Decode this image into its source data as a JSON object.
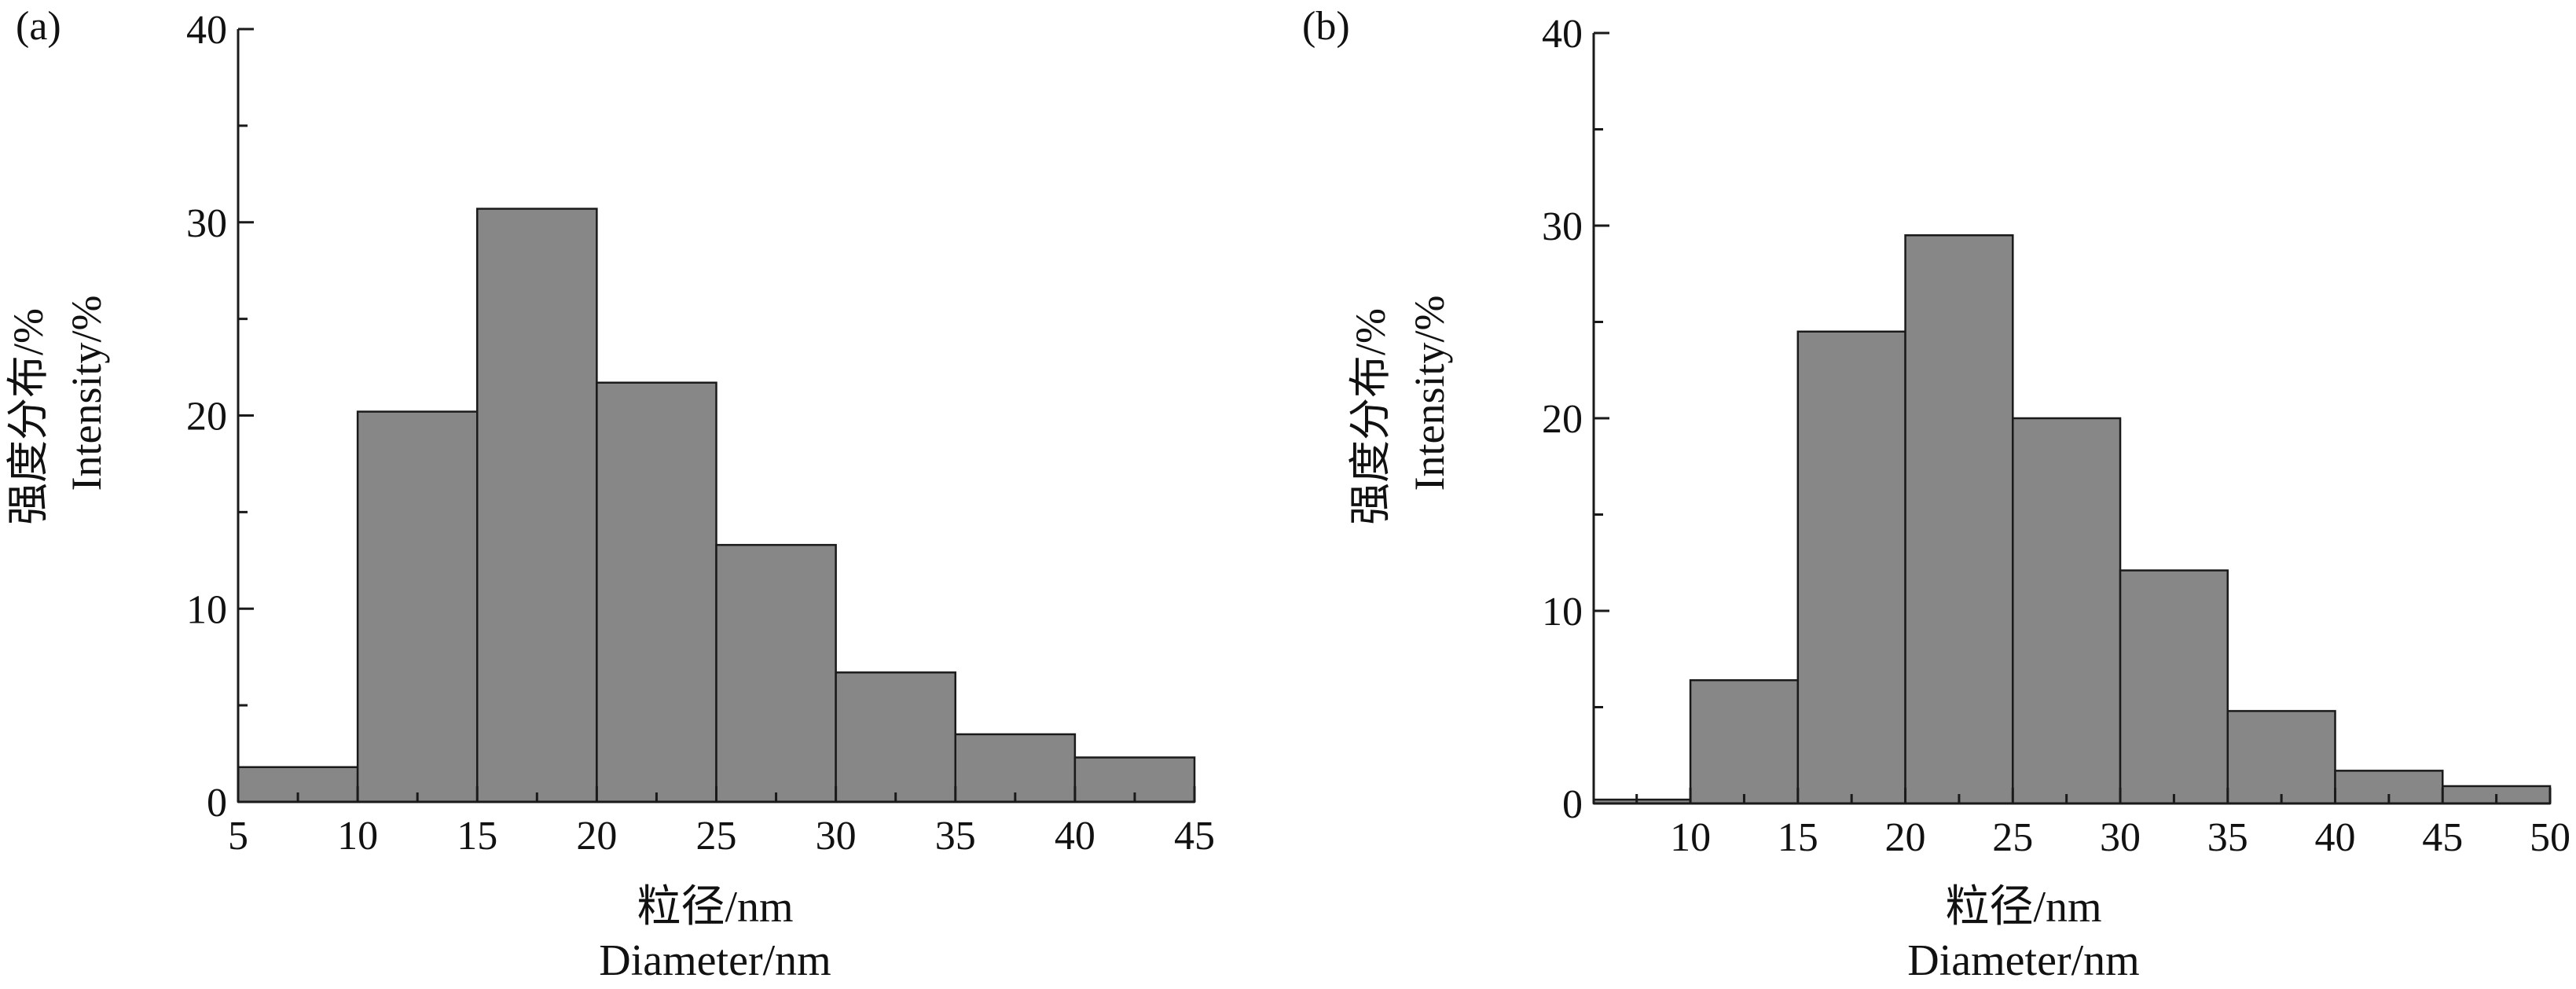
{
  "chart_data": [
    {
      "type": "bar",
      "panel_label": "(a)",
      "x_ticks": [
        5,
        10,
        15,
        20,
        25,
        30,
        35,
        40,
        45
      ],
      "xlim": [
        5,
        45
      ],
      "ylim": [
        0,
        40
      ],
      "y_ticks": [
        0,
        10,
        20,
        30,
        40
      ],
      "bins": [
        {
          "from": 5,
          "to": 10,
          "value": 1.8
        },
        {
          "from": 10,
          "to": 15,
          "value": 20.2
        },
        {
          "from": 15,
          "to": 20,
          "value": 30.7
        },
        {
          "from": 20,
          "to": 25,
          "value": 21.7
        },
        {
          "from": 25,
          "to": 30,
          "value": 13.3
        },
        {
          "from": 30,
          "to": 35,
          "value": 6.7
        },
        {
          "from": 35,
          "to": 40,
          "value": 3.5
        },
        {
          "from": 40,
          "to": 45,
          "value": 2.3
        }
      ],
      "ylabel_cn": "强度分布/%",
      "ylabel_en": "Intensity/%",
      "xlabel_cn": "粒径/nm",
      "xlabel_en": "Diameter/nm",
      "bar_color": "#878787"
    },
    {
      "type": "bar",
      "panel_label": "(b)",
      "x_ticks": [
        10,
        15,
        20,
        25,
        30,
        35,
        40,
        45,
        50
      ],
      "xlim": [
        5.5,
        50
      ],
      "ylim": [
        0,
        40
      ],
      "y_ticks": [
        0,
        10,
        20,
        30,
        40
      ],
      "bins": [
        {
          "from": 5.5,
          "to": 10,
          "value": 0.2
        },
        {
          "from": 10,
          "to": 15,
          "value": 6.4
        },
        {
          "from": 15,
          "to": 20,
          "value": 24.5
        },
        {
          "from": 20,
          "to": 25,
          "value": 29.5
        },
        {
          "from": 25,
          "to": 30,
          "value": 20.0
        },
        {
          "from": 30,
          "to": 35,
          "value": 12.1
        },
        {
          "from": 35,
          "to": 40,
          "value": 4.8
        },
        {
          "from": 40,
          "to": 45,
          "value": 1.7
        },
        {
          "from": 45,
          "to": 50,
          "value": 0.9
        }
      ],
      "ylabel_cn": "强度分布/%",
      "ylabel_en": "Intensity/%",
      "xlabel_cn": "粒径/nm",
      "xlabel_en": "Diameter/nm",
      "bar_color": "#878787"
    }
  ]
}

= = = = =

▸ **DO THIS**: Reproduce every line precisely as given, omitting all pictures.

▸ **WRITTEN RESPONSE**:
Decode this image into its source data as a JSON object.
{
  "chart_data": [
    {
      "type": "bar",
      "panel_label": "(a)",
      "x_ticks": [
        5,
        10,
        15,
        20,
        25,
        30,
        35,
        40,
        45
      ],
      "xlim": [
        5,
        45
      ],
      "ylim": [
        0,
        40
      ],
      "y_ticks": [
        0,
        10,
        20,
        30,
        40
      ],
      "bins": [
        {
          "from": 5,
          "to": 10,
          "value": 1.8
        },
        {
          "from": 10,
          "to": 15,
          "value": 20.2
        },
        {
          "from": 15,
          "to": 20,
          "value": 30.7
        },
        {
          "from": 20,
          "to": 25,
          "value": 21.7
        },
        {
          "from": 25,
          "to": 30,
          "value": 13.3
        },
        {
          "from": 30,
          "to": 35,
          "value": 6.7
        },
        {
          "from": 35,
          "to": 40,
          "value": 3.5
        },
        {
          "from": 40,
          "to": 45,
          "value": 2.3
        }
      ],
      "ylabel_cn": "强度分布/%",
      "ylabel_en": "Intensity/%",
      "xlabel_cn": "粒径/nm",
      "xlabel_en": "Diameter/nm",
      "bar_color": "#878787"
    },
    {
      "type": "bar",
      "panel_label": "(b)",
      "x_ticks": [
        10,
        15,
        20,
        25,
        30,
        35,
        40,
        45,
        50
      ],
      "xlim": [
        5.5,
        50
      ],
      "ylim": [
        0,
        40
      ],
      "y_ticks": [
        0,
        10,
        20,
        30,
        40
      ],
      "bins": [
        {
          "from": 5.5,
          "to": 10,
          "value": 0.2
        },
        {
          "from": 10,
          "to": 15,
          "value": 6.4
        },
        {
          "from": 15,
          "to": 20,
          "value": 24.5
        },
        {
          "from": 20,
          "to": 25,
          "value": 29.5
        },
        {
          "from": 25,
          "to": 30,
          "value": 20.0
        },
        {
          "from": 30,
          "to": 35,
          "value": 12.1
        },
        {
          "from": 35,
          "to": 40,
          "value": 4.8
        },
        {
          "from": 40,
          "to": 45,
          "value": 1.7
        },
        {
          "from": 45,
          "to": 50,
          "value": 0.9
        }
      ],
      "ylabel_cn": "强度分布/%",
      "ylabel_en": "Intensity/%",
      "xlabel_cn": "粒径/nm",
      "xlabel_en": "Diameter/nm",
      "bar_color": "#878787"
    }
  ]
}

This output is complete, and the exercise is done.